> [To do]:
Locate the lines that hold the string "fait". Copy every such line.

### Records for the task

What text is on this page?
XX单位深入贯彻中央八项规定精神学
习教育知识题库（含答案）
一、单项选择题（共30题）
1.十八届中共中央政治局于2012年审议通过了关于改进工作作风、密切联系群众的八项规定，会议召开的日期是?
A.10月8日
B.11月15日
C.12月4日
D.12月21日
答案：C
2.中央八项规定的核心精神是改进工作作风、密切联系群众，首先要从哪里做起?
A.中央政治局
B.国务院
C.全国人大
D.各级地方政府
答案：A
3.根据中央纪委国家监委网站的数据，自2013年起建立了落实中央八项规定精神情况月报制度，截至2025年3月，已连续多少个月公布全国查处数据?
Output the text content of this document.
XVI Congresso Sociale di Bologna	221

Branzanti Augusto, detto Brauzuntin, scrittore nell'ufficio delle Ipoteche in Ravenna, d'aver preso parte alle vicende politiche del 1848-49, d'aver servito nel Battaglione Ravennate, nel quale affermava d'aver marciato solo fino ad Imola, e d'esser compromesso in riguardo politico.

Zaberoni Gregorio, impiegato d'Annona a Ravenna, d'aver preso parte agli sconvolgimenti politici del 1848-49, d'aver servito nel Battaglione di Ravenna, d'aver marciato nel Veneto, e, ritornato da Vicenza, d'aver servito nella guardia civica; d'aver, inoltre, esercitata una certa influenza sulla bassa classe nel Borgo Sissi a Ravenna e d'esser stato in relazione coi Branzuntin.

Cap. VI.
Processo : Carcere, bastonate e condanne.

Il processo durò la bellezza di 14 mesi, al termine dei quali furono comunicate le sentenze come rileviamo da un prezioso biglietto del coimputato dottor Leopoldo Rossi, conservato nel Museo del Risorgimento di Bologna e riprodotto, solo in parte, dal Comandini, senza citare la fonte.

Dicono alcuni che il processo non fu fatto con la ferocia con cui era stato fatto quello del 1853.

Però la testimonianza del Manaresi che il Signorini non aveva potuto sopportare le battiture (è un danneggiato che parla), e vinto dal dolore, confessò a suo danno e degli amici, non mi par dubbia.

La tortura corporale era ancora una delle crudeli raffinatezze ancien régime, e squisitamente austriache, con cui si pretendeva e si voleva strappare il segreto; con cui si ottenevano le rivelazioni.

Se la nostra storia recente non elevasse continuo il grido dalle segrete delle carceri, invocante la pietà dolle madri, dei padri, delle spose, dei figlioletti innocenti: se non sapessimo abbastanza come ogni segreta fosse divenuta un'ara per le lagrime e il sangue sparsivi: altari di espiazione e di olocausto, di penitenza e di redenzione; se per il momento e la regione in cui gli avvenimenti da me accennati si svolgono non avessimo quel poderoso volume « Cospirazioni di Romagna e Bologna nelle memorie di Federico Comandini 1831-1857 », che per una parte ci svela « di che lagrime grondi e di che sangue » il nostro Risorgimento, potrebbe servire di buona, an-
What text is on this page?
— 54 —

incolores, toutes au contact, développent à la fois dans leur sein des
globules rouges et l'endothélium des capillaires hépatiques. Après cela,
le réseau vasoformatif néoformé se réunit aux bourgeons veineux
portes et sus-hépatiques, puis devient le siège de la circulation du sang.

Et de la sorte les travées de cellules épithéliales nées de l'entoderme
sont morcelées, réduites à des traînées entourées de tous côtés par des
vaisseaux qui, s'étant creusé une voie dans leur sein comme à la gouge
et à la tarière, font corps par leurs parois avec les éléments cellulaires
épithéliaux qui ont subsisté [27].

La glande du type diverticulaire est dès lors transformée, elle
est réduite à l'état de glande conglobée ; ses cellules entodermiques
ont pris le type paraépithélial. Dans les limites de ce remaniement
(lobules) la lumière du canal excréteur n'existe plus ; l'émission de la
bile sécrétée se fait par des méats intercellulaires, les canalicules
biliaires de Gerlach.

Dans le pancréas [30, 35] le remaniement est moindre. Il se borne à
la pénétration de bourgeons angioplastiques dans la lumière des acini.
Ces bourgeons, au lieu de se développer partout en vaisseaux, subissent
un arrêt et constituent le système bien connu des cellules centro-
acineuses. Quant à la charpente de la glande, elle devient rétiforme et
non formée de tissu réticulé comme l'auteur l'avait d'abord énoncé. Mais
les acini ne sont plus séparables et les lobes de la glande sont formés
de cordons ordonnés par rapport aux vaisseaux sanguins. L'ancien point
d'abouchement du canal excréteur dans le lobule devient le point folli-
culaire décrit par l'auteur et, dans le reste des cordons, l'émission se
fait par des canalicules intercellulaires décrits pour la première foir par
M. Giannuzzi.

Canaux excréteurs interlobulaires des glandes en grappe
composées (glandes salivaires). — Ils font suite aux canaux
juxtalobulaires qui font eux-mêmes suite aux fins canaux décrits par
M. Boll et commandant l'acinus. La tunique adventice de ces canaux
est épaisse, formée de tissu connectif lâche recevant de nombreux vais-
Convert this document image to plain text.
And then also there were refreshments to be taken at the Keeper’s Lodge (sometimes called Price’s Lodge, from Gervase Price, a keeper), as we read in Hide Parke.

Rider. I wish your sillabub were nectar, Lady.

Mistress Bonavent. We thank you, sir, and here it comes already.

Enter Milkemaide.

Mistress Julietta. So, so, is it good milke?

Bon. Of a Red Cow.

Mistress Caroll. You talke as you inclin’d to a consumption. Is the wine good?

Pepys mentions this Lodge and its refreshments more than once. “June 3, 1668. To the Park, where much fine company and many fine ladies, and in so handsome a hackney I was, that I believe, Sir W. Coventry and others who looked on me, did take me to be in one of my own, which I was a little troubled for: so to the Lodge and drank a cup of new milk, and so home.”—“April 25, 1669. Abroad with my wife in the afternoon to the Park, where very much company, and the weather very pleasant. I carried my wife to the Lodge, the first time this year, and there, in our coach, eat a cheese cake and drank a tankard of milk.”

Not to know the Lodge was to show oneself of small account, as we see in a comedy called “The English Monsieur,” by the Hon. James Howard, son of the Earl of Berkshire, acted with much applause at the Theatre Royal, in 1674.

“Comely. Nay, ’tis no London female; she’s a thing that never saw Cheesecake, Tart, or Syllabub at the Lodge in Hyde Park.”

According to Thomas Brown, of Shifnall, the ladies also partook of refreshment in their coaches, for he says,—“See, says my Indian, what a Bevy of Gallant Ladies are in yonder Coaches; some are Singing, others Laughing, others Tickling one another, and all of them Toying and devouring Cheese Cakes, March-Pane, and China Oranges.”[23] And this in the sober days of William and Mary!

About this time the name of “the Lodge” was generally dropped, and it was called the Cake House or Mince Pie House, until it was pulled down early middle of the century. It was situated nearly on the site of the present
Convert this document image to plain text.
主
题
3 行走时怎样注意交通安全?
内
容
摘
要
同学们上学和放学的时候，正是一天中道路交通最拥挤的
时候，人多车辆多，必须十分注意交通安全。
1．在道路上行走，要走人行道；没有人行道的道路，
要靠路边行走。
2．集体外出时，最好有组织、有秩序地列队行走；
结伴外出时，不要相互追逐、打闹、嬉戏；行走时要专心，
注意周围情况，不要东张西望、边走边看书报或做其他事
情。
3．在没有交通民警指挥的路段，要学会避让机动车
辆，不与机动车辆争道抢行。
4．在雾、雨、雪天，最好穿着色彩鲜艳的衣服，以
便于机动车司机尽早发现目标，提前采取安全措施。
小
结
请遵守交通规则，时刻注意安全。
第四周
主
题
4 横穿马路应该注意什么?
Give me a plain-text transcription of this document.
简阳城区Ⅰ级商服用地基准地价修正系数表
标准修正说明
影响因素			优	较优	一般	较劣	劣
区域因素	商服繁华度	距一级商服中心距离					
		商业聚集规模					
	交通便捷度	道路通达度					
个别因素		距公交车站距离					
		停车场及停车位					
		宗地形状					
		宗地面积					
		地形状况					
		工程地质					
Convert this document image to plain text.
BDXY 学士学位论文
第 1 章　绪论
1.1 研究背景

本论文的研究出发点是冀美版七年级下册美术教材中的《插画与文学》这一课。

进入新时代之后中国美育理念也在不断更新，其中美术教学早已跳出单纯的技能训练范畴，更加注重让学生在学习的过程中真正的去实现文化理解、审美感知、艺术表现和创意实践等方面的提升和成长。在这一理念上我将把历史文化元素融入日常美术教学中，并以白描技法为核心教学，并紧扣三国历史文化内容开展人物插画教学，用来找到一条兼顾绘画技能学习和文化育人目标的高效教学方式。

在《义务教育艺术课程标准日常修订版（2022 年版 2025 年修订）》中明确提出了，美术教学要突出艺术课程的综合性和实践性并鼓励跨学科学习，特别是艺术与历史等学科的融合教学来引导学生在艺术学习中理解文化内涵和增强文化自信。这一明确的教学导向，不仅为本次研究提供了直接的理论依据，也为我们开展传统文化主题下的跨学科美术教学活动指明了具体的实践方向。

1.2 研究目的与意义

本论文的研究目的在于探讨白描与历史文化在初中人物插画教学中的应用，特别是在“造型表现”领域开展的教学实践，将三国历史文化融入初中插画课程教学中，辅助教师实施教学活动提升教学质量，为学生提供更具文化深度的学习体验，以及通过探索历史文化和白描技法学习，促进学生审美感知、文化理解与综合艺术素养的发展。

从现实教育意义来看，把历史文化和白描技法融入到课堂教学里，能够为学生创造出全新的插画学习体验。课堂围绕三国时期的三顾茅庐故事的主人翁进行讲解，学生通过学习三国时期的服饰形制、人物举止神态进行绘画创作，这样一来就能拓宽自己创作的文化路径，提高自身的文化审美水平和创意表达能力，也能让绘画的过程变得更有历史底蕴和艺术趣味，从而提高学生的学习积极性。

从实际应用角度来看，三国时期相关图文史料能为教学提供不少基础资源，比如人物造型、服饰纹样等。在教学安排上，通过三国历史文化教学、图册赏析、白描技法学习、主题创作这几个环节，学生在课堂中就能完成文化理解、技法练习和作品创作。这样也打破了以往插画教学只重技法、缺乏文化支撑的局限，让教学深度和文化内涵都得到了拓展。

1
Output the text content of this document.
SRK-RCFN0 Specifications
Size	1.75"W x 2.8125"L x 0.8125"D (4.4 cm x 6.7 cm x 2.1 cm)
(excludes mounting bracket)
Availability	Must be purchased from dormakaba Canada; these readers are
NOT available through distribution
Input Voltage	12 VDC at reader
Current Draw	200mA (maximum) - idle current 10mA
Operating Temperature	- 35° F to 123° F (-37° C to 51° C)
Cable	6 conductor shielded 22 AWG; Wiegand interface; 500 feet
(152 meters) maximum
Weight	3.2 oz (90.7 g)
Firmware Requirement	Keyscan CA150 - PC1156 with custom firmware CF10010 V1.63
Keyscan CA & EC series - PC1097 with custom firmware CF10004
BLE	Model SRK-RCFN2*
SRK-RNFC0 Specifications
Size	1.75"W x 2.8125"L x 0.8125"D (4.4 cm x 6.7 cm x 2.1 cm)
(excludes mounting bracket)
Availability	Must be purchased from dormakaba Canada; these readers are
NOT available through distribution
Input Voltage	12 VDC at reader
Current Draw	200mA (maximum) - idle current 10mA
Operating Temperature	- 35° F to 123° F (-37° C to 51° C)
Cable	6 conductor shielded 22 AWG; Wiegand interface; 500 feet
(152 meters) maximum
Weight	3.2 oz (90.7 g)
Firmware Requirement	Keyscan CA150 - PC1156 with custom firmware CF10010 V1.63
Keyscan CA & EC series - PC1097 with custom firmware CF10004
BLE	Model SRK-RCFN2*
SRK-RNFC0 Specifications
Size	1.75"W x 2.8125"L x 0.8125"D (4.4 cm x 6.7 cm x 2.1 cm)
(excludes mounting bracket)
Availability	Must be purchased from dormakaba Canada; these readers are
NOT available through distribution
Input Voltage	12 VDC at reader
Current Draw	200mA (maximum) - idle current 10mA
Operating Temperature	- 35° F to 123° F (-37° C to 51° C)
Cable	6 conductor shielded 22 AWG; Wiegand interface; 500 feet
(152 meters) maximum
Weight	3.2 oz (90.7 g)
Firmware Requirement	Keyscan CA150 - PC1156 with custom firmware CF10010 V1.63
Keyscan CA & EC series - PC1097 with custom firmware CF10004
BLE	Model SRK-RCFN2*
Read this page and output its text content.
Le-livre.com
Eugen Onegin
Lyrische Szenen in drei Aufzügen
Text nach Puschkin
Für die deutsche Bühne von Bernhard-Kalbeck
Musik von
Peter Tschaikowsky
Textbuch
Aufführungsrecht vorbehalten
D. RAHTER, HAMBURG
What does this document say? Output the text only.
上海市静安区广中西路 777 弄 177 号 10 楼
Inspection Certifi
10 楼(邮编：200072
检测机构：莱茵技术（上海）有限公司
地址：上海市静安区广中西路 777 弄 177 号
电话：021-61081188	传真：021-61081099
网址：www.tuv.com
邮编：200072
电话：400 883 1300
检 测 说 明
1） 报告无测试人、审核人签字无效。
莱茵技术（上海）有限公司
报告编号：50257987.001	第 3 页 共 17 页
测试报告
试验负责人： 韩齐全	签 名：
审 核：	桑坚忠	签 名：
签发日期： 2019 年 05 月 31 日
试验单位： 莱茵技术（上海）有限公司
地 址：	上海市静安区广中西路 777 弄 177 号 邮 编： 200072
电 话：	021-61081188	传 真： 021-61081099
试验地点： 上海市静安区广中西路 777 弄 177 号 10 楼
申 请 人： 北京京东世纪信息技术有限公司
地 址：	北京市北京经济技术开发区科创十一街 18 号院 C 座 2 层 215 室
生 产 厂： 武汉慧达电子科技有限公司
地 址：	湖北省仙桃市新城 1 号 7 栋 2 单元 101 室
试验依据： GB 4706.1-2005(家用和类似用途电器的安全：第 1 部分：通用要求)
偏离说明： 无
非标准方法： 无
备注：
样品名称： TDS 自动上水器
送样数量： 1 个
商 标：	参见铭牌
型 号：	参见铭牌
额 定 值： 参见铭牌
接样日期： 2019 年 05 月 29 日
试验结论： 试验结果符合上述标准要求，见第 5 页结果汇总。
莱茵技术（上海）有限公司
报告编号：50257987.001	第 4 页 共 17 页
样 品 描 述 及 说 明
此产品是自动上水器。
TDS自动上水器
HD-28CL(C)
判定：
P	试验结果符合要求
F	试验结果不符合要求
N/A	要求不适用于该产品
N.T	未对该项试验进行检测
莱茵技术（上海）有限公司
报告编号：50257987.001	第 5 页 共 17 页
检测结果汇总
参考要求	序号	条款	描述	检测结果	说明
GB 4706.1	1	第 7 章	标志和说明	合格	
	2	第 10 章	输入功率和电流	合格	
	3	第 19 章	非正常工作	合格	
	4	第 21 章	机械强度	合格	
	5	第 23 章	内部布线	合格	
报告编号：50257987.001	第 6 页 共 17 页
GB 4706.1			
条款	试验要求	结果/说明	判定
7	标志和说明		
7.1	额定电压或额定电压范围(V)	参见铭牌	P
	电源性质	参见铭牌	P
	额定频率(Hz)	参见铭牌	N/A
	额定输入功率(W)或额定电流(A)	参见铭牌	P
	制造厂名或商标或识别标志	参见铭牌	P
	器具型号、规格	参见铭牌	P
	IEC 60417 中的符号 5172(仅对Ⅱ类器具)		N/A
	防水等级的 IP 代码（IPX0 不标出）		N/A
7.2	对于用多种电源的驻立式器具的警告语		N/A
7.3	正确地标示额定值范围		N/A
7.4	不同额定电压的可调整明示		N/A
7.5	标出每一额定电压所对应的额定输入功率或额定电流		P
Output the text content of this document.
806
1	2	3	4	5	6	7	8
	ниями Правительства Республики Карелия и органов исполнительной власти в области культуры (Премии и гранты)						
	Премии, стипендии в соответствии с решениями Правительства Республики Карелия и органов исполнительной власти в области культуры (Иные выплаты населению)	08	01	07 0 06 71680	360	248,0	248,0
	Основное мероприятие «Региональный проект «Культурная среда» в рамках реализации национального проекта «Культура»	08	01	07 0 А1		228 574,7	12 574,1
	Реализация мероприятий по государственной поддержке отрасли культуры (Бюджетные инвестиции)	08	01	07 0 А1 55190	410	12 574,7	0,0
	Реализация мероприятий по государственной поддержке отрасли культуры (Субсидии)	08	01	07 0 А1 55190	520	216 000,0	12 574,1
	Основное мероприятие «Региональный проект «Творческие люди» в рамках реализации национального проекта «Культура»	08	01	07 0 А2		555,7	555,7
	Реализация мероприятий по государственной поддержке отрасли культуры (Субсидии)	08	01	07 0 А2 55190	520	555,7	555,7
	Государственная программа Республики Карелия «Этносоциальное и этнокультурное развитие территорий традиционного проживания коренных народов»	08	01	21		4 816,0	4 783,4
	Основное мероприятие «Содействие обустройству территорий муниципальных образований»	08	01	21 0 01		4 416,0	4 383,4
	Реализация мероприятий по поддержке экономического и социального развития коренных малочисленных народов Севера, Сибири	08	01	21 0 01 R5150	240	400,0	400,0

######

> [Response to this exercise]:
bile sécrétée se fait par des méats intercellulaires, les canalicules
fait par des canalicules intercellulaires décrits pour la première foir par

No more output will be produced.